- _The data_:
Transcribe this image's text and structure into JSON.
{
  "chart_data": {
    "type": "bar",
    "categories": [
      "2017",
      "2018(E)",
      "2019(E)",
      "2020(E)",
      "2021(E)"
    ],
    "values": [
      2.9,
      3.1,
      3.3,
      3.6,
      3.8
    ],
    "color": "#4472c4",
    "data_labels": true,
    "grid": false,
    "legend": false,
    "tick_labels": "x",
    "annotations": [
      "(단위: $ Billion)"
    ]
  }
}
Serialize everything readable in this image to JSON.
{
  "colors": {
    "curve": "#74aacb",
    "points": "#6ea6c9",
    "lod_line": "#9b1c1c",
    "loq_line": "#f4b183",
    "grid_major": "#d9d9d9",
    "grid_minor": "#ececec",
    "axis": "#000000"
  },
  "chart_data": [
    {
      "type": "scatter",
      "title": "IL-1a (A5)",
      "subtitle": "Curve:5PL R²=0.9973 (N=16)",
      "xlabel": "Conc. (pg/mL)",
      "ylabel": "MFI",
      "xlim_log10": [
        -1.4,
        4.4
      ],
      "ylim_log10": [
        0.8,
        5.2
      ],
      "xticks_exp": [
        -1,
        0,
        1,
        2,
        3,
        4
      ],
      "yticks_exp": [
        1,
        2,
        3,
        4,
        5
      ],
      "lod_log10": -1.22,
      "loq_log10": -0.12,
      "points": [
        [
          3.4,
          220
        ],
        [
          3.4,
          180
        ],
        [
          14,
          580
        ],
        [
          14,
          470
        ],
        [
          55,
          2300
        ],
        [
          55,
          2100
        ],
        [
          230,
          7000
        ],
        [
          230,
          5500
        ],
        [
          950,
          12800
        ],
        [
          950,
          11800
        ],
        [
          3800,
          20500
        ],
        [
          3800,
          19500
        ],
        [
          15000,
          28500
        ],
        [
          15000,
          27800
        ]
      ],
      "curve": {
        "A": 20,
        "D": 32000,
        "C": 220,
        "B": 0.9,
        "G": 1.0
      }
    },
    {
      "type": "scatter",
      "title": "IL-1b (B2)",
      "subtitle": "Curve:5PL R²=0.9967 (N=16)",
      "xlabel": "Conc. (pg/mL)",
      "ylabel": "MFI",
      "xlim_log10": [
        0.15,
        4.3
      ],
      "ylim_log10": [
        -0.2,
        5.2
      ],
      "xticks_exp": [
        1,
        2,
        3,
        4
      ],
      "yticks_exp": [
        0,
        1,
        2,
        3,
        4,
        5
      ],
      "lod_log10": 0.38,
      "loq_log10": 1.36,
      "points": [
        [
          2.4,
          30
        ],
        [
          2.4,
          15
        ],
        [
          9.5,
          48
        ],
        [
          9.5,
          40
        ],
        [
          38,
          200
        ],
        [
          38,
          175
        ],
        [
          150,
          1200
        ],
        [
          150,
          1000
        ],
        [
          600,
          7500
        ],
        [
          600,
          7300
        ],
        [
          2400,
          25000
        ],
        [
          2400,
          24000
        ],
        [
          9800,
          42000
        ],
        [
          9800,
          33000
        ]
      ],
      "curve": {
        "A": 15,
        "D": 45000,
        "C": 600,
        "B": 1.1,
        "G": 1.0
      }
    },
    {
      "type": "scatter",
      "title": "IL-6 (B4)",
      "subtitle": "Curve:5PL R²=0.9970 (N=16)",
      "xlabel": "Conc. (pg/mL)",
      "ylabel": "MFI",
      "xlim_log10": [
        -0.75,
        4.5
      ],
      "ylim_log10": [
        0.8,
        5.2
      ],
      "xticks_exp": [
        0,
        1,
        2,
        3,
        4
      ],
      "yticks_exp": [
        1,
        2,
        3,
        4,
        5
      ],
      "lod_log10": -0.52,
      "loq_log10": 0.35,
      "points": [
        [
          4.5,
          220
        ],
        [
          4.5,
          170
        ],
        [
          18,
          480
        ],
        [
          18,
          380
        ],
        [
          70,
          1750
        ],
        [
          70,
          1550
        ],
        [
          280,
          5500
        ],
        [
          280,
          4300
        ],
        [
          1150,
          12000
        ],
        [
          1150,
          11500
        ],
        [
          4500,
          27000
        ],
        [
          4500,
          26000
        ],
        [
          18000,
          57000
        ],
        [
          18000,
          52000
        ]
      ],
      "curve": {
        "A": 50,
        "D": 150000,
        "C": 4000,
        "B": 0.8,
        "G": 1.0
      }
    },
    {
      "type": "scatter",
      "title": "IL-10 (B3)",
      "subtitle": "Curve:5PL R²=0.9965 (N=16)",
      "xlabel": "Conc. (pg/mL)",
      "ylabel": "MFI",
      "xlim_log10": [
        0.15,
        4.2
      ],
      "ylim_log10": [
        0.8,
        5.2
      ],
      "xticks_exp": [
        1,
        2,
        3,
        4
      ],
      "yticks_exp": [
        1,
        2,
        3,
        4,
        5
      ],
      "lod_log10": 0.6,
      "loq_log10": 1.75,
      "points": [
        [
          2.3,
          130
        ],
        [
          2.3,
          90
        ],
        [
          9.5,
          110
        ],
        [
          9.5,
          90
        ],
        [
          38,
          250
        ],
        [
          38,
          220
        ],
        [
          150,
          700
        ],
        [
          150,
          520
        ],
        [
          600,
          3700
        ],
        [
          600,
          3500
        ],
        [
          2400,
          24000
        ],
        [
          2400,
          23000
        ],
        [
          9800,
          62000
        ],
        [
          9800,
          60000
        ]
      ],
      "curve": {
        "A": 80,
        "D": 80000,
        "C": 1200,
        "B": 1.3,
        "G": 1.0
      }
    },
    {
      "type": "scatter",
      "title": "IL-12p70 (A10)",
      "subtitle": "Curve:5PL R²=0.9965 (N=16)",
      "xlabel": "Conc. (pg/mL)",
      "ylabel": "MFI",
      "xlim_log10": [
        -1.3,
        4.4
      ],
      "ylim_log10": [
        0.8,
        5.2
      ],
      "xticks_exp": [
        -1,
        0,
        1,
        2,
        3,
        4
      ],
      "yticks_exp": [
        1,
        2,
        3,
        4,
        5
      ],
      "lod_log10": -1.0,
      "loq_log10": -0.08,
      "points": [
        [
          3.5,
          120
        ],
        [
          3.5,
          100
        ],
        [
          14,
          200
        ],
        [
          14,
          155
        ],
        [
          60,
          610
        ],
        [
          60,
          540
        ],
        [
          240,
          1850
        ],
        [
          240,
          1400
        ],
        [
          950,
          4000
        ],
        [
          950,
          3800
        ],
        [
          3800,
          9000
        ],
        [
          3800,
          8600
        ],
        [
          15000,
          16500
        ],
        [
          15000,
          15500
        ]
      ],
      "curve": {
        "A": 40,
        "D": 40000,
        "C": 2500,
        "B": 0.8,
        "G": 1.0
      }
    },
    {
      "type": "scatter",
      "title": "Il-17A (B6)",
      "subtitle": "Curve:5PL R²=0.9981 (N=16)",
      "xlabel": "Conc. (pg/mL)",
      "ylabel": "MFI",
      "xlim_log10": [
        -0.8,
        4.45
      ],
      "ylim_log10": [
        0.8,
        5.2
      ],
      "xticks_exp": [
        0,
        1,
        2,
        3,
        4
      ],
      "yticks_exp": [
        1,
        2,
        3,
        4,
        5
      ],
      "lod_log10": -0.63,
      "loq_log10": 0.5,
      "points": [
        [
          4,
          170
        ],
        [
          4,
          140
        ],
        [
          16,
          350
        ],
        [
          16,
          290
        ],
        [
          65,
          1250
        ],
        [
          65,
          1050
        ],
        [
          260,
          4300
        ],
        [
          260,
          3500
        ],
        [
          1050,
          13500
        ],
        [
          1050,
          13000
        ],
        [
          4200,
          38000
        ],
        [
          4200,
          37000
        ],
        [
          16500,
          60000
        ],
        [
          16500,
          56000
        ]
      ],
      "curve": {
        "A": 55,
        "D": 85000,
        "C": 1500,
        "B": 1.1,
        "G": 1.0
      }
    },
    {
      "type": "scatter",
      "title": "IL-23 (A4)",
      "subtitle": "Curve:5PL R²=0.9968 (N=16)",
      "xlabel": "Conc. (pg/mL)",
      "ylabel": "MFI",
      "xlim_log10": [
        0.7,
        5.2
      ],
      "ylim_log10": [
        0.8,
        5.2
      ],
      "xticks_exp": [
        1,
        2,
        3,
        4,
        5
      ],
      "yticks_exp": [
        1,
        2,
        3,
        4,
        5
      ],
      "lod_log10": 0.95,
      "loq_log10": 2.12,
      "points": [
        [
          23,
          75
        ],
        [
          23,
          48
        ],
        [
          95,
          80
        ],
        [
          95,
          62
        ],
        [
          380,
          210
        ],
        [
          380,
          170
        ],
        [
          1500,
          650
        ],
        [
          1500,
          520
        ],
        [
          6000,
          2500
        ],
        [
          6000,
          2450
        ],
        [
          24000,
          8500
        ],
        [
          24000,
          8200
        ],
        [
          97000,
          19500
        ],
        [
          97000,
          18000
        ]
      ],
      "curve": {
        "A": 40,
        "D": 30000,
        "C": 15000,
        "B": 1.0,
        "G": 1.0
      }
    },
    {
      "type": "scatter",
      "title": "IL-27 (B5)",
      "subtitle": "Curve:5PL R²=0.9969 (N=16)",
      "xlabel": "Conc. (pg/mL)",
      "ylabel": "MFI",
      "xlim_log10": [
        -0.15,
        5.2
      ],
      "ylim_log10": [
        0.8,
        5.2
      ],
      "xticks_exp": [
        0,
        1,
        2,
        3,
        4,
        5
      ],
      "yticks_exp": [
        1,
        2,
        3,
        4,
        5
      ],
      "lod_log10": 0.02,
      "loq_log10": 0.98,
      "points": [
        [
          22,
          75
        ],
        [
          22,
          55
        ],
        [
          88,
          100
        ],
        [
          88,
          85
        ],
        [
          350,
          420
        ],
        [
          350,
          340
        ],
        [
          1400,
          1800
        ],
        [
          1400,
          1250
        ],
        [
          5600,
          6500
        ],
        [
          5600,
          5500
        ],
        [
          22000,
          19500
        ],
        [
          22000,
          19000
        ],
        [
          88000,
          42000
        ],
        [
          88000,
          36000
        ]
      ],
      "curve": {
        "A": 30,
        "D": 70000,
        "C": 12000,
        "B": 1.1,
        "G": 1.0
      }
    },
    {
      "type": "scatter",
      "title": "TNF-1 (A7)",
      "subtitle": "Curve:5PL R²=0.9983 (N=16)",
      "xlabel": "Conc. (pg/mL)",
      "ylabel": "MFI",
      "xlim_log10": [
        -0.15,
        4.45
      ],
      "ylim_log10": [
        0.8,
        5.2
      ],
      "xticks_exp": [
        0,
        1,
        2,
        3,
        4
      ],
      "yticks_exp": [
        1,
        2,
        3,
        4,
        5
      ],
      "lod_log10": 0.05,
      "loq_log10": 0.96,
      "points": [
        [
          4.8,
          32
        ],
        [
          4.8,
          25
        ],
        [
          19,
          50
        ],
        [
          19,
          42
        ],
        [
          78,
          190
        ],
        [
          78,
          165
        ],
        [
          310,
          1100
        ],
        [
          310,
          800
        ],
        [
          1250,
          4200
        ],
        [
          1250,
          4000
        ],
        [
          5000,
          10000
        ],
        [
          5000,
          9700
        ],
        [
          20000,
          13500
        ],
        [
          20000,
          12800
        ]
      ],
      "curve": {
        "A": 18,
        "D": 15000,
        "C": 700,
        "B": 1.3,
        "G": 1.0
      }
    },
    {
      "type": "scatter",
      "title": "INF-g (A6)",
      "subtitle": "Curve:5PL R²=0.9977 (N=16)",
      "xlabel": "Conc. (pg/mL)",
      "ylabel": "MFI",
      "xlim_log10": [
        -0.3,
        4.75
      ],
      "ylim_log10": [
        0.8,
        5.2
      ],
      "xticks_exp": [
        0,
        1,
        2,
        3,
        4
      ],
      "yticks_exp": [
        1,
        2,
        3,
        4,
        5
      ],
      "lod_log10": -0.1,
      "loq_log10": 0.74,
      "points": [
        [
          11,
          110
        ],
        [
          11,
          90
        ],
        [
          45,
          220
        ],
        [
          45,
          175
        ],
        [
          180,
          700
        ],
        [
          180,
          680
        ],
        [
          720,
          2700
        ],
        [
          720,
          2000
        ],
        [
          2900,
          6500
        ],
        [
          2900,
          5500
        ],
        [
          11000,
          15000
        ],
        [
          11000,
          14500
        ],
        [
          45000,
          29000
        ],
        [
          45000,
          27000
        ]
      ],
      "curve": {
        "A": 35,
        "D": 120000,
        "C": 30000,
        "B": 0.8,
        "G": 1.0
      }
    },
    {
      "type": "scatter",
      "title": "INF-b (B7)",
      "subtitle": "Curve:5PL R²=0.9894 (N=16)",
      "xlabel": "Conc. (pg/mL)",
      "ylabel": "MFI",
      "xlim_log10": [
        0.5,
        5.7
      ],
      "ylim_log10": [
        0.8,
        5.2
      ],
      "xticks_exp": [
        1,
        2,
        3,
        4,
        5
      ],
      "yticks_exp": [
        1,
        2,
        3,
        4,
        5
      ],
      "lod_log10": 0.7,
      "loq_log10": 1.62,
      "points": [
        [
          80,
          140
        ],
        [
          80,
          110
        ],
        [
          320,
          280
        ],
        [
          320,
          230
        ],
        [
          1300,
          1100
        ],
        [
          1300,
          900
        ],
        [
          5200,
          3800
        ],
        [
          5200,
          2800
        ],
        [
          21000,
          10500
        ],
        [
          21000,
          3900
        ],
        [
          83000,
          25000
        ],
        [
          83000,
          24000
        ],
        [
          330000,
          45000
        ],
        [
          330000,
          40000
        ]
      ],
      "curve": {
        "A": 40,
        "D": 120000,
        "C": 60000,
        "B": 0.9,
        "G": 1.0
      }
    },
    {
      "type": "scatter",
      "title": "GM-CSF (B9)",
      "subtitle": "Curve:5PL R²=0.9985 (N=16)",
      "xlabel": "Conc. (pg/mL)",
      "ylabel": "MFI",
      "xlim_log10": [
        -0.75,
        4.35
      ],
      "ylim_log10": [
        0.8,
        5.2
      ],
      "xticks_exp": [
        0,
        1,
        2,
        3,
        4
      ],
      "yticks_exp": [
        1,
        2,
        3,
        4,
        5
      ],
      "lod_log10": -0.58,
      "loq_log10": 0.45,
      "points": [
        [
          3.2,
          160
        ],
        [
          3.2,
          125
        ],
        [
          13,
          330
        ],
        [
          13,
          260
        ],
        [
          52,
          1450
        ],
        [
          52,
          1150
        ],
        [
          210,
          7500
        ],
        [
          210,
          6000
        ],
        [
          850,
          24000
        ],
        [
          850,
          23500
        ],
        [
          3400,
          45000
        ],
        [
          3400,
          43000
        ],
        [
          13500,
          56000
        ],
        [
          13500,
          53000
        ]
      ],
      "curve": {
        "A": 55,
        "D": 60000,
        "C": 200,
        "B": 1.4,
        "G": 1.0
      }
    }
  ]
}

- _Directive_: Keep only the lines that hold the string "JSON", and copy them out.

- _The completed task_:
Transcribe this image's text and structure into JSON.
Serialize everything readable in this image to JSON.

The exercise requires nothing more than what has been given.